Begin RECORDS SUPPLIED

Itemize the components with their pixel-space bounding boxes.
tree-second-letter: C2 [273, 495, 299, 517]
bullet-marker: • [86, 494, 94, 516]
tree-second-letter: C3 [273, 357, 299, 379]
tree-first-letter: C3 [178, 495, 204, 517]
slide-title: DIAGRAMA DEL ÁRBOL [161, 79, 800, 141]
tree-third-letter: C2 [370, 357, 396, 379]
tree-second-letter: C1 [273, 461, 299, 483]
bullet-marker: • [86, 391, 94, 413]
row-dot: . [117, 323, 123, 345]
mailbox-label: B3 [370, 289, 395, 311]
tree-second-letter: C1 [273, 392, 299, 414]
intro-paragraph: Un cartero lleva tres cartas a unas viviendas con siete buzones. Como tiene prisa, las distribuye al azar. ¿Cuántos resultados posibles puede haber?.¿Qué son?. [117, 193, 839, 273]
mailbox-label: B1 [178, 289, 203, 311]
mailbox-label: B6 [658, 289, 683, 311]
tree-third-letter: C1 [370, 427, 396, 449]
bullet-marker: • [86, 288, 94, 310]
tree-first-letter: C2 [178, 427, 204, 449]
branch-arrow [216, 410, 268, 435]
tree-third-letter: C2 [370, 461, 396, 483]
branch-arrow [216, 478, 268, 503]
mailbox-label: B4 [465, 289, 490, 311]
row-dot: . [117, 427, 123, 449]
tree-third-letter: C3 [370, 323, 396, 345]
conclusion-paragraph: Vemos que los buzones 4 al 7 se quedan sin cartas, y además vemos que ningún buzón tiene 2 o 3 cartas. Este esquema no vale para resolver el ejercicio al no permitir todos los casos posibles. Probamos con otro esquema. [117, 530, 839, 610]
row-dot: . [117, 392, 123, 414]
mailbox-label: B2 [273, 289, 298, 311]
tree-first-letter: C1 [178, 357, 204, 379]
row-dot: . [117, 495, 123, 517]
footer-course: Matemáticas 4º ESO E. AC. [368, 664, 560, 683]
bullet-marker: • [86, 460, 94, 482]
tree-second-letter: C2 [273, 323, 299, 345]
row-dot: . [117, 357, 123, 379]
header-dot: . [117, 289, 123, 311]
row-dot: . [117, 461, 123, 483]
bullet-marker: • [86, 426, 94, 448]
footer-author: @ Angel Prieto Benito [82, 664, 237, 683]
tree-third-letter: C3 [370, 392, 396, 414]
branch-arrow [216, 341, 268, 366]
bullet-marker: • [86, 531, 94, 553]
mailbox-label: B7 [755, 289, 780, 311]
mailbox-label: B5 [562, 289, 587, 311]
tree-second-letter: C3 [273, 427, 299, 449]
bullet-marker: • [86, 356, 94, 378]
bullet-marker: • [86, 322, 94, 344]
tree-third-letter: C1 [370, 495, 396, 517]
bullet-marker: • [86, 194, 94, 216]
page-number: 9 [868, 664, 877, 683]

End RECORDS SUPPLIED

GIVEN REQUEST.
Copy every line of the spatial layout data above word for word, in the same order.

ANSWER TO THIS EXERCISE.
Itemize the components with their pixel-space bounding boxes.
tree-second-letter: C2 [273, 495, 299, 517]
bullet-marker: • [86, 494, 94, 516]
tree-second-letter: C3 [273, 357, 299, 379]
tree-first-letter: C3 [178, 495, 204, 517]
slide-title: DIAGRAMA DEL ÁRBOL [161, 79, 800, 141]
tree-third-letter: C2 [370, 357, 396, 379]
tree-second-letter: C1 [273, 461, 299, 483]
bullet-marker: • [86, 391, 94, 413]
row-dot: . [117, 323, 123, 345]
mailbox-label: B3 [370, 289, 395, 311]
tree-second-letter: C1 [273, 392, 299, 414]
intro-paragraph: Un cartero lleva tres cartas a unas viviendas con siete buzones. Como tiene prisa, las distribuye al azar. ¿Cuántos resultados posibles puede haber?.¿Qué son?. [117, 193, 839, 273]
mailbox-label: B1 [178, 289, 203, 311]
mailbox-label: B6 [658, 289, 683, 311]
tree-third-letter: C1 [370, 427, 396, 449]
bullet-marker: • [86, 288, 94, 310]
tree-first-letter: C2 [178, 427, 204, 449]
branch-arrow [216, 410, 268, 435]
tree-third-letter: C2 [370, 461, 396, 483]
branch-arrow [216, 478, 268, 503]
mailbox-label: B4 [465, 289, 490, 311]
row-dot: . [117, 427, 123, 449]
tree-third-letter: C3 [370, 323, 396, 345]
conclusion-paragraph: Vemos que los buzones 4 al 7 se quedan sin cartas, y además vemos que ningún buzón tiene 2 o 3 cartas. Este esquema no vale para resolver el ejercicio al no permitir todos los casos posibles. Probamos con otro esquema. [117, 530, 839, 610]
row-dot: . [117, 392, 123, 414]
mailbox-label: B2 [273, 289, 298, 311]
tree-first-letter: C1 [178, 357, 204, 379]
row-dot: . [117, 495, 123, 517]
footer-course: Matemáticas 4º ESO E. AC. [368, 664, 560, 683]
bullet-marker: • [86, 460, 94, 482]
tree-second-letter: C2 [273, 323, 299, 345]
row-dot: . [117, 357, 123, 379]
header-dot: . [117, 289, 123, 311]
row-dot: . [117, 461, 123, 483]
bullet-marker: • [86, 426, 94, 448]
footer-author: @ Angel Prieto Benito [82, 664, 237, 683]
tree-third-letter: C3 [370, 392, 396, 414]
branch-arrow [216, 341, 268, 366]
bullet-marker: • [86, 531, 94, 553]
mailbox-label: B7 [755, 289, 780, 311]
mailbox-label: B5 [562, 289, 587, 311]
tree-second-letter: C3 [273, 427, 299, 449]
bullet-marker: • [86, 356, 94, 378]
bullet-marker: • [86, 322, 94, 344]
tree-third-letter: C1 [370, 495, 396, 517]
bullet-marker: • [86, 194, 94, 216]
page-number: 9 [868, 664, 877, 683]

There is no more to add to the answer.